§ **Aim**:
From the listing below, pick out each line with the word "khoảng".

§ **Stored records**:
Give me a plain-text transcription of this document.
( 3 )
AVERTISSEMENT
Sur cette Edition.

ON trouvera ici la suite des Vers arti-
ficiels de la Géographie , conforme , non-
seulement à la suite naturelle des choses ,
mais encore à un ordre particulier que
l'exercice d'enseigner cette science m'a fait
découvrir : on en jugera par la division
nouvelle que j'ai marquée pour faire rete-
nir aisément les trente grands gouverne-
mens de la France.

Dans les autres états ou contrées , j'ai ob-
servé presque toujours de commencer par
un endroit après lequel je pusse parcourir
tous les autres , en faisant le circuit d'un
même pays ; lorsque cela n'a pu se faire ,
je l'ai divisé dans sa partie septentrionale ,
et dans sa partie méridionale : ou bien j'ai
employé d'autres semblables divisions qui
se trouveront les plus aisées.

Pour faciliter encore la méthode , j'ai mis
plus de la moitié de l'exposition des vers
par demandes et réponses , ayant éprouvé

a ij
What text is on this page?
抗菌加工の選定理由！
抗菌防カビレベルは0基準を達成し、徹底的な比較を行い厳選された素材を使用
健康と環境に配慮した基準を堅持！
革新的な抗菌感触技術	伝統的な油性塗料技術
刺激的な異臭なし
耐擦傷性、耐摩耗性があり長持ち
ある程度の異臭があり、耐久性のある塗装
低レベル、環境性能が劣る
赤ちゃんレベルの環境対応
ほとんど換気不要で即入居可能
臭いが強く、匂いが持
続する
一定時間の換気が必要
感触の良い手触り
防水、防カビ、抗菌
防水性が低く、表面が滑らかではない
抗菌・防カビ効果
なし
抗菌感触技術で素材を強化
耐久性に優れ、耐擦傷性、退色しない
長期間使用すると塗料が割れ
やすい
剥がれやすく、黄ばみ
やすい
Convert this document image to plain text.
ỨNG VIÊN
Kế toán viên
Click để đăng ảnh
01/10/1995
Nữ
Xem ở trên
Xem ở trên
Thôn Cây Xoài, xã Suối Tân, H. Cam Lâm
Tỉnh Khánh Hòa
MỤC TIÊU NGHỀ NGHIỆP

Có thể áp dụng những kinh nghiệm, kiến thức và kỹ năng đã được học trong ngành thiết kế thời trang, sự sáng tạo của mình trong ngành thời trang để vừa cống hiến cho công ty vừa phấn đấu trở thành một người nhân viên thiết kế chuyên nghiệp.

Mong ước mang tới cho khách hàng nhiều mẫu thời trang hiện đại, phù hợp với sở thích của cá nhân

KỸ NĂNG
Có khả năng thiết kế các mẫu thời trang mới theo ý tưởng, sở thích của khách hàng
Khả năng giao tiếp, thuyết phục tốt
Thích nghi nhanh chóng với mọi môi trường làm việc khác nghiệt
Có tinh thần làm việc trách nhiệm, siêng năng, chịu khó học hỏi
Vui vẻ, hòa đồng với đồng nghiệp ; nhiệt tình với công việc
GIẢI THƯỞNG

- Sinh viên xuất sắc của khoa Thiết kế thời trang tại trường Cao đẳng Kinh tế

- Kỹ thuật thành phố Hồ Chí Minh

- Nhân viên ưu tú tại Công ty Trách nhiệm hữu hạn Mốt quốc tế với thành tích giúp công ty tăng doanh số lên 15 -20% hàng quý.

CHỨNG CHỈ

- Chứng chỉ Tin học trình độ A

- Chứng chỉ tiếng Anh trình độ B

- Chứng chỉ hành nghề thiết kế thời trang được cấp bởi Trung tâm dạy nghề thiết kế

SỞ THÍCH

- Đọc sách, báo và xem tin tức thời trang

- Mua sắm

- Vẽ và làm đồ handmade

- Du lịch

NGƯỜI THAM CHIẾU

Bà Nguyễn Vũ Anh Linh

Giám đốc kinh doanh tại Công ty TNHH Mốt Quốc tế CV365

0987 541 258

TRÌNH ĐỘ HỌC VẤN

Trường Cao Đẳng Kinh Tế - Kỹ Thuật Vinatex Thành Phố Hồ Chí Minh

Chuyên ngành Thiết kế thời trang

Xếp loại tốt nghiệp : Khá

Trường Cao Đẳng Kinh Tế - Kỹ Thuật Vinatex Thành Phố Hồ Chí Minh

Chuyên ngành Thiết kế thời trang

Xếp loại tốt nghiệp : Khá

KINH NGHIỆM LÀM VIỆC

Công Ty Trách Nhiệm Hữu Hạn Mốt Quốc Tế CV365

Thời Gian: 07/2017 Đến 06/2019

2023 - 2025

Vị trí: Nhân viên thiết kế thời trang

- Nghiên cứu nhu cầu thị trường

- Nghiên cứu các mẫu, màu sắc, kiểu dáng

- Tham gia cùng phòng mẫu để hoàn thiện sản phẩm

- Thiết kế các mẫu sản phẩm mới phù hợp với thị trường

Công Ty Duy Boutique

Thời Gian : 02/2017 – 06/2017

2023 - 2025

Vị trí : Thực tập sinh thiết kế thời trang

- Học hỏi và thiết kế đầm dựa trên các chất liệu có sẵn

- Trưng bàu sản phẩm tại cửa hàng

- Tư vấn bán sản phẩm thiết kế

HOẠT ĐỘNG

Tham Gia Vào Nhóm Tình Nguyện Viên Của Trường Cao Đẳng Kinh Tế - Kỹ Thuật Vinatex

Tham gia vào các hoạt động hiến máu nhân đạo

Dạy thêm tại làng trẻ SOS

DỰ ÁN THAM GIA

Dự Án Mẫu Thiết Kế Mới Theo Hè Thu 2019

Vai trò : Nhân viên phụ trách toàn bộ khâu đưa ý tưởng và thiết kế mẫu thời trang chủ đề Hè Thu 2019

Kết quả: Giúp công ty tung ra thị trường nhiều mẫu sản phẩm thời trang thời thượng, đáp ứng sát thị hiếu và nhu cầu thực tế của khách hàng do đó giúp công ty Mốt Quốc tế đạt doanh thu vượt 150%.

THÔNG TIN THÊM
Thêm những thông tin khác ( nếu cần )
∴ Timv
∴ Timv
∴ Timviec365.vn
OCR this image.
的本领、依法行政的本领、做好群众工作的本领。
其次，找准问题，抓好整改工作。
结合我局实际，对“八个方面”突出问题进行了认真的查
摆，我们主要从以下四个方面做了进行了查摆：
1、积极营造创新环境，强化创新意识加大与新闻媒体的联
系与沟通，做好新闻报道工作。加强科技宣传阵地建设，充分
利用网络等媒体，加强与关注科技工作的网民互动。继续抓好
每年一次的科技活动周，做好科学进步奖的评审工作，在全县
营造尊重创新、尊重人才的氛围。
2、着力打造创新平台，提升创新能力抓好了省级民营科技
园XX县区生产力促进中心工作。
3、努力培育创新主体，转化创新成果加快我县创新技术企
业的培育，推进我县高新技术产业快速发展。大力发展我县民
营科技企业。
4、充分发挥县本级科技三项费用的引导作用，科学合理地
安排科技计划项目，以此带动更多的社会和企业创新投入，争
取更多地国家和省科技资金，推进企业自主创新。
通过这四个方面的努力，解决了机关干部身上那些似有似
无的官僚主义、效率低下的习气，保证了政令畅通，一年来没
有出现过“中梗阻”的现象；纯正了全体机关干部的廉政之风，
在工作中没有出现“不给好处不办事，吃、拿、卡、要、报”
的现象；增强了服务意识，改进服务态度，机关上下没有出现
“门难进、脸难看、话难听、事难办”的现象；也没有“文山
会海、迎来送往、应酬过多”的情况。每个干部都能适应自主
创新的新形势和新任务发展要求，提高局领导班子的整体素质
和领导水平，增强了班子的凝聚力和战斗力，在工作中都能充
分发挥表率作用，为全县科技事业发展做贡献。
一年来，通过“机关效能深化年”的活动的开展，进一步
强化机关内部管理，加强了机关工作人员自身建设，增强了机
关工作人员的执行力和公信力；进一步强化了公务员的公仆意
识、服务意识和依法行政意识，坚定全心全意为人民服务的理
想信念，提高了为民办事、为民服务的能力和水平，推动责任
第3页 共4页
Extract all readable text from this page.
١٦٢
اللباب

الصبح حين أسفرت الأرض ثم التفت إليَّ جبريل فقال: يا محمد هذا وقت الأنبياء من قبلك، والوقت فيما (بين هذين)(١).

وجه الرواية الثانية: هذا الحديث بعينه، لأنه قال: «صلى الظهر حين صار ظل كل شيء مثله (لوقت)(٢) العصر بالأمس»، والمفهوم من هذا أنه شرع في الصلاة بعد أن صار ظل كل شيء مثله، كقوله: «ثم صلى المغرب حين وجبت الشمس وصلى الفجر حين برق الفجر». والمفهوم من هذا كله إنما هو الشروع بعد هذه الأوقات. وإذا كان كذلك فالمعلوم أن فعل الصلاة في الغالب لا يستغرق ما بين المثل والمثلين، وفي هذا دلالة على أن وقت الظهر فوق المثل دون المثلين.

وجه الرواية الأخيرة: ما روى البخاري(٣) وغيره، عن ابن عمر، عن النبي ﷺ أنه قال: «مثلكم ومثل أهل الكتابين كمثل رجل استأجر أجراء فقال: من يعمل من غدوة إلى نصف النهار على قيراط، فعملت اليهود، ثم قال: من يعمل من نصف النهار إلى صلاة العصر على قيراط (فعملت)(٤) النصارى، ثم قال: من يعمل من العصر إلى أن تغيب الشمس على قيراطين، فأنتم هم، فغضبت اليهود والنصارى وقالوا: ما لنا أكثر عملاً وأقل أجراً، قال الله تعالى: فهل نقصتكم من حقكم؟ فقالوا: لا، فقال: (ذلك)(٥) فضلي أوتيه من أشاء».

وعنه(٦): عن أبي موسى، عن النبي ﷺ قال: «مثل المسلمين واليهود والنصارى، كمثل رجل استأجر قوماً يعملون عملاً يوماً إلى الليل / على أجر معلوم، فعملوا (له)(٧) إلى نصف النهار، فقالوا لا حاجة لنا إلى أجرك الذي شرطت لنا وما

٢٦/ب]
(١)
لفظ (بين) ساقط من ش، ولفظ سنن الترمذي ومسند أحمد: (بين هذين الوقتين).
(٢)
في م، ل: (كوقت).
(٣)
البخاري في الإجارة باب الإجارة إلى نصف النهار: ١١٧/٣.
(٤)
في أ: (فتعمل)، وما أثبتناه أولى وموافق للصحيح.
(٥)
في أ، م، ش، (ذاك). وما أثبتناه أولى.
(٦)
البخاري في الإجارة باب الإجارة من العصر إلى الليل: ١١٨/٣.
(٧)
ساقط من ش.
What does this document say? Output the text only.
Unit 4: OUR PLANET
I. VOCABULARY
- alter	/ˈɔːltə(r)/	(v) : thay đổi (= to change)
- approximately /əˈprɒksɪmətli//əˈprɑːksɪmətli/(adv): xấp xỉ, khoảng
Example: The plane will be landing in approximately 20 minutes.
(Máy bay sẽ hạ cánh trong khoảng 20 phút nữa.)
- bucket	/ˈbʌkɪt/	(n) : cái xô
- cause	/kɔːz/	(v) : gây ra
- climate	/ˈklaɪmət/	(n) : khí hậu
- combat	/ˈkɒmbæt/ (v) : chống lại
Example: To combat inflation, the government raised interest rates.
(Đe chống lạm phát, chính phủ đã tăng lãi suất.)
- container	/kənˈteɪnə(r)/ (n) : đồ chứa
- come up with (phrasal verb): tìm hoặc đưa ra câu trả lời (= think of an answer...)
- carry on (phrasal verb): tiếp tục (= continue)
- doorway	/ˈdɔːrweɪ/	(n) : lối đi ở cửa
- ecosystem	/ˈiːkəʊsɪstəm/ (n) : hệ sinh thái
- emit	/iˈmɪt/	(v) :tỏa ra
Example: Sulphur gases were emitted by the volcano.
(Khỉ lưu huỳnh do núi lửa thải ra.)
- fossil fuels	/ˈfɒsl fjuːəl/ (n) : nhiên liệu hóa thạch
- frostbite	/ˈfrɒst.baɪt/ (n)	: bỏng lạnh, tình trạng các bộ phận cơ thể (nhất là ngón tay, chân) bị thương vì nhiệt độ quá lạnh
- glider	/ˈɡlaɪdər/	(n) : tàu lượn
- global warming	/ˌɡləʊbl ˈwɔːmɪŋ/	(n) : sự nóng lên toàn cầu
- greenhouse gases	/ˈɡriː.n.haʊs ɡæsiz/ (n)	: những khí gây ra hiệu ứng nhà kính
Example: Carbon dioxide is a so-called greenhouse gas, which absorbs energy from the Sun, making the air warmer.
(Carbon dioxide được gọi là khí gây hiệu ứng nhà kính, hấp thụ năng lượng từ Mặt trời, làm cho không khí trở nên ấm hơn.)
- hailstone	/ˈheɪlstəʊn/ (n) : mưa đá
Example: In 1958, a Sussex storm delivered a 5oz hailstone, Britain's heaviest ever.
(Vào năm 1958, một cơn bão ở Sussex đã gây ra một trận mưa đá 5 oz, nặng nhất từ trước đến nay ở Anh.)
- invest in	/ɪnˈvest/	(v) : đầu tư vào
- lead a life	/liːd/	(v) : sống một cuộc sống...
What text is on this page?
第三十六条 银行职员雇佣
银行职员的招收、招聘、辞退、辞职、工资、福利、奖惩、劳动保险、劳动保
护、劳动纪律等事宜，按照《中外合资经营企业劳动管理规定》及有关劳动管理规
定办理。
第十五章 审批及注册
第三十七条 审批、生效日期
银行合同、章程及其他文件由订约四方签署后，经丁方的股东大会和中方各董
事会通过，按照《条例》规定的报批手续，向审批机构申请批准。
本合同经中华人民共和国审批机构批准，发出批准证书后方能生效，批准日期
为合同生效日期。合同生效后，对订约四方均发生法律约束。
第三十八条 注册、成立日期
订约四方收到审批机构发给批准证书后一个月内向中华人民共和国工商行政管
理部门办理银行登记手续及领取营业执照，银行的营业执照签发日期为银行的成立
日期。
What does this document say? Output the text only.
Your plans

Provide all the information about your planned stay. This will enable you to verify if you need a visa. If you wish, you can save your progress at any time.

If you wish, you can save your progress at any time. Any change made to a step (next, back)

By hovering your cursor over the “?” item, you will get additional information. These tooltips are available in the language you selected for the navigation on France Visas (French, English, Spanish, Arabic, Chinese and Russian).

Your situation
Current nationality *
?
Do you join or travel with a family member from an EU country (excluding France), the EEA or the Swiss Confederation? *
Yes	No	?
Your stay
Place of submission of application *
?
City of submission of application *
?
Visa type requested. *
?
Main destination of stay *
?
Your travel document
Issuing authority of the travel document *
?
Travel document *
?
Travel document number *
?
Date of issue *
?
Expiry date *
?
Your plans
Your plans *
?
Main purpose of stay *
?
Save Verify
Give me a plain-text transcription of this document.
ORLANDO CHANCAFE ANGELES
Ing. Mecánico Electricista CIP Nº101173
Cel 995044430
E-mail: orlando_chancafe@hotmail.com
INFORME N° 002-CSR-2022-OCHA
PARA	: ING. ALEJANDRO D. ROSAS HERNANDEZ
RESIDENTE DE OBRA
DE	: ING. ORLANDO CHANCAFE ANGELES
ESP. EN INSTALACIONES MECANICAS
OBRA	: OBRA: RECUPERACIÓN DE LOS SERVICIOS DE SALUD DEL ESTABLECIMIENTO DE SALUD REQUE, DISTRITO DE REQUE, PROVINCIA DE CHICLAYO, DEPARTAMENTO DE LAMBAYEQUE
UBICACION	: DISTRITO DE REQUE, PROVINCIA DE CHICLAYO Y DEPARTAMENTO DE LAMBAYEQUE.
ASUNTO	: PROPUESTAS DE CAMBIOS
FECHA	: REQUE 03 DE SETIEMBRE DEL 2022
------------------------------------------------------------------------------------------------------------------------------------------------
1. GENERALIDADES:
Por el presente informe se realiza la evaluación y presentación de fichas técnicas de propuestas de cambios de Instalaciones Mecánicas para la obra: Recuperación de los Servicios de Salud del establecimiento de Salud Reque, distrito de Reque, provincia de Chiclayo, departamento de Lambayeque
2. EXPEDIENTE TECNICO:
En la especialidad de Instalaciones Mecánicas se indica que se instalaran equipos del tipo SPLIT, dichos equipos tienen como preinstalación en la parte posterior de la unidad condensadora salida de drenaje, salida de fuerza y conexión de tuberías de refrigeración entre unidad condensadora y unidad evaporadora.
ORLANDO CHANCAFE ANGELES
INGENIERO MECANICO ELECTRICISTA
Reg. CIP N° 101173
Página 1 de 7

§ **Answer to the problem**:
- approximately /əˈprɒksɪmətli//əˈprɑːksɪmətli/(adv): xấp xỉ, khoảng
(Máy bay sẽ hạ cánh trong khoảng 20 phút nữa.)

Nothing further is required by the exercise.